=== Instructions for the task ===
Look for the string "screenshot" in the lines and copy each line that has it.
____
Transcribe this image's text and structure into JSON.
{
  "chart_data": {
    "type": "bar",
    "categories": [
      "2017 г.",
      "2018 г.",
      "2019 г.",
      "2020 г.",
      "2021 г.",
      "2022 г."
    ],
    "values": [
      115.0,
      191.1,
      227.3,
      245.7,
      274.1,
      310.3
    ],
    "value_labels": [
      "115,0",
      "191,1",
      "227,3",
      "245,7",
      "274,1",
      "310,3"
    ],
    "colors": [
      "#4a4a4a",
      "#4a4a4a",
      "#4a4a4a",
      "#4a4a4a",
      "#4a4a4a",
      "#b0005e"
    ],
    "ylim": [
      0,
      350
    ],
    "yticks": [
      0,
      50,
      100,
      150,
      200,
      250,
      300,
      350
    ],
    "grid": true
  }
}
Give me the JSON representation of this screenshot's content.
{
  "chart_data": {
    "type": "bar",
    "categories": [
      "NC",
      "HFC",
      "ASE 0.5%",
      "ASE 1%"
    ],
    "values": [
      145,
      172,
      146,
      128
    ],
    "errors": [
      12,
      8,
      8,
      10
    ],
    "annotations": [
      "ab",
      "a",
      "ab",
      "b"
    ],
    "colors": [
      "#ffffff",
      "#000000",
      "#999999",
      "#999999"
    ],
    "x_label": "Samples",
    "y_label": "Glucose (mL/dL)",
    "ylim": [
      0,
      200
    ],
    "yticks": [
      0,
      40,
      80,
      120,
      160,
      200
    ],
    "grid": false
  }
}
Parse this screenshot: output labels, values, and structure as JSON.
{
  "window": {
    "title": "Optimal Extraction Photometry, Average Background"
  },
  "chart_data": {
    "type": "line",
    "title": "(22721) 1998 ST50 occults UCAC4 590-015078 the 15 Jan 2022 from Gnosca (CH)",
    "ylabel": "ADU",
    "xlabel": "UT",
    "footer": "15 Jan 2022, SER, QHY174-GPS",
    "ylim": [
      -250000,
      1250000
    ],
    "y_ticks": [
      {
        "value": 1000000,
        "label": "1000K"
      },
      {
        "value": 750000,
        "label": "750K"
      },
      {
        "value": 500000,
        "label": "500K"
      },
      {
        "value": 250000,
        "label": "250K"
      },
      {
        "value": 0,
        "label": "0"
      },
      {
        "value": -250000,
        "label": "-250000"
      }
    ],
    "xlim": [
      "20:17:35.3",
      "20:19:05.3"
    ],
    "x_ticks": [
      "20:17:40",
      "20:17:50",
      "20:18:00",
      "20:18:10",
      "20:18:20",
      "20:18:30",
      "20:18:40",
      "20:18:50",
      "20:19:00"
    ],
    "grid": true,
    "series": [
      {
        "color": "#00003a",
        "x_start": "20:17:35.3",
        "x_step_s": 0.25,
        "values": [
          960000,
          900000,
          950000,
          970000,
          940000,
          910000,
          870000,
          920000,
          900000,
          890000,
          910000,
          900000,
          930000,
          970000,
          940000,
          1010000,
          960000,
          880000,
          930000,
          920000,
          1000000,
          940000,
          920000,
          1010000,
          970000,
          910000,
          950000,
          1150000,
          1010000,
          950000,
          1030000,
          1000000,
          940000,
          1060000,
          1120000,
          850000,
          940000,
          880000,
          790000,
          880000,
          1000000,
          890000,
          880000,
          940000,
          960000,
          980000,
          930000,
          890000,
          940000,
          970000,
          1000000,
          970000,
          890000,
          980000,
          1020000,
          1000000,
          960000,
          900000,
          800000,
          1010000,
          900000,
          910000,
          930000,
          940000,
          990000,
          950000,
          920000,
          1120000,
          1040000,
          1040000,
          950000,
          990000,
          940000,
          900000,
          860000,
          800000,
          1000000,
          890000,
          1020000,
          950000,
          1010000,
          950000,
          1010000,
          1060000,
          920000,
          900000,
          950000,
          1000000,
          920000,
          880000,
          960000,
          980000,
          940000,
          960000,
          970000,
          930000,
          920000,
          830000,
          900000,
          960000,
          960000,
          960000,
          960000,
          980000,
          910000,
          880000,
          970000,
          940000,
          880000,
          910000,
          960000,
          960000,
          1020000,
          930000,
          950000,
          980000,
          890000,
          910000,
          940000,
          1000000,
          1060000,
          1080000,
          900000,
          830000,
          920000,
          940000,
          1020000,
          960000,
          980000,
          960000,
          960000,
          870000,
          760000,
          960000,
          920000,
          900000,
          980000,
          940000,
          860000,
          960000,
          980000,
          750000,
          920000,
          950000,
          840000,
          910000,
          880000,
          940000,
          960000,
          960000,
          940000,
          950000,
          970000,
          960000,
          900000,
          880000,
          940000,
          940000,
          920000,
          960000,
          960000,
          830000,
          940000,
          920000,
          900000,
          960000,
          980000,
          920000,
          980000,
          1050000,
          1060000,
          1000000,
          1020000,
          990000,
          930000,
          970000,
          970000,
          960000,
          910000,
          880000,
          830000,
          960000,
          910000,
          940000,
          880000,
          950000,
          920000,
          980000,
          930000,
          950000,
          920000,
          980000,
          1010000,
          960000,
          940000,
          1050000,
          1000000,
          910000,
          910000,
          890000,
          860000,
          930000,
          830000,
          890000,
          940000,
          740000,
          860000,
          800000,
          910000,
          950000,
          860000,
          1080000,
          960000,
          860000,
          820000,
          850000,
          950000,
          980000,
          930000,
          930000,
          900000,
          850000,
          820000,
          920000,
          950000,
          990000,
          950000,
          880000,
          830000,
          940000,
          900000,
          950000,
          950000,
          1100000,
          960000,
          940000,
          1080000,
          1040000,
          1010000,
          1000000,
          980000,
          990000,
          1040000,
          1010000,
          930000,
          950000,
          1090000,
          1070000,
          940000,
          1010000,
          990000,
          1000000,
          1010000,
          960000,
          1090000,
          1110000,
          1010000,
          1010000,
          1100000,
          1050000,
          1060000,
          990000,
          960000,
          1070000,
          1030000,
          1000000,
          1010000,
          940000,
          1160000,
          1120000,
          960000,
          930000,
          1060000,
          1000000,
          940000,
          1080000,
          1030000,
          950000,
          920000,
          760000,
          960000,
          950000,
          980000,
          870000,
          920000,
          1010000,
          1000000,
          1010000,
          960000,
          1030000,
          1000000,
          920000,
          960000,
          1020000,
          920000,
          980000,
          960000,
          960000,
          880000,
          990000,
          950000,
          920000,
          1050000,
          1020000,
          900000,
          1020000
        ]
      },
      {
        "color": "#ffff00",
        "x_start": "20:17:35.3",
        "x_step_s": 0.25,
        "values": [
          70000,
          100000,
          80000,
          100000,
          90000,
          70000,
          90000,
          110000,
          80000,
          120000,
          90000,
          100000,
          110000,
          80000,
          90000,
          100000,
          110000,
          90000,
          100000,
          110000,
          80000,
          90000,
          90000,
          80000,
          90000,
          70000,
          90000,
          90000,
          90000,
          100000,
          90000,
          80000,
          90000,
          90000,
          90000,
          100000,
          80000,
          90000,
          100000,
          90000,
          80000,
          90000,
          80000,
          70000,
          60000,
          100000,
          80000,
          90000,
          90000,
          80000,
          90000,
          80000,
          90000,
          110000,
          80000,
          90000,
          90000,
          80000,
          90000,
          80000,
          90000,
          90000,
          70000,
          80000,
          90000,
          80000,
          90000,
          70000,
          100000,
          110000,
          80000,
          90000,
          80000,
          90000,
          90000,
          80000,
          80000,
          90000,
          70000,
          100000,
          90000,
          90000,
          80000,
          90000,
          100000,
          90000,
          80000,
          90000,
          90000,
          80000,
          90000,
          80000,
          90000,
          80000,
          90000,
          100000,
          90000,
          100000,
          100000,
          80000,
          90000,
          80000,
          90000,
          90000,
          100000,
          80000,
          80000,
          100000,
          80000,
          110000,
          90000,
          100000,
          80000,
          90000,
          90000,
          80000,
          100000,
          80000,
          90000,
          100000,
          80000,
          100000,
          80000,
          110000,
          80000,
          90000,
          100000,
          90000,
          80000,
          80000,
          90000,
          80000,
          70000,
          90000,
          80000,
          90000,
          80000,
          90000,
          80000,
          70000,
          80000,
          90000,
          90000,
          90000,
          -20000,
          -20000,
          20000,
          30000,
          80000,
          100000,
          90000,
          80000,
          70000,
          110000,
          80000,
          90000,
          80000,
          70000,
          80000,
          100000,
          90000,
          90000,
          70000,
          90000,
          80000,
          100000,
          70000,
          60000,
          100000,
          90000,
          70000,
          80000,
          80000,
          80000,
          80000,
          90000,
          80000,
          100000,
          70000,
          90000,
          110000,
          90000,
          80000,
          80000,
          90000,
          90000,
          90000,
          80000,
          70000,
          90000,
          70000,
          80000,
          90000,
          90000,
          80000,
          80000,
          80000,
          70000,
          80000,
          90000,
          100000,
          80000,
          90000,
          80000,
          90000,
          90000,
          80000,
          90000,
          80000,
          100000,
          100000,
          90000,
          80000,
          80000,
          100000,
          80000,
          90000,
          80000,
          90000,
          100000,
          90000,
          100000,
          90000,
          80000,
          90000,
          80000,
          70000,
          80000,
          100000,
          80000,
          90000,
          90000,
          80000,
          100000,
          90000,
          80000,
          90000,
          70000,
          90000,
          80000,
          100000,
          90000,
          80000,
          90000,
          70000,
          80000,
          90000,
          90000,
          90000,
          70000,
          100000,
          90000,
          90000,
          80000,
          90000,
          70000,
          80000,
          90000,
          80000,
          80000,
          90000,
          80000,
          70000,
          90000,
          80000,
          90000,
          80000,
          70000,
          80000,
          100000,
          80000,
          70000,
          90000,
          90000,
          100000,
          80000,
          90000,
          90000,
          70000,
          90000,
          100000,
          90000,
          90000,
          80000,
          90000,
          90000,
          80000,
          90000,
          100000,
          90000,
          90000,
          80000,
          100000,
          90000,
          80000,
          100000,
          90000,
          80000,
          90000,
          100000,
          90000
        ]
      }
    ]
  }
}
____
=== Result ===
Give me the JSON representation of this screenshot's content.
Parse this screenshot: output labels, values, and structure as JSON.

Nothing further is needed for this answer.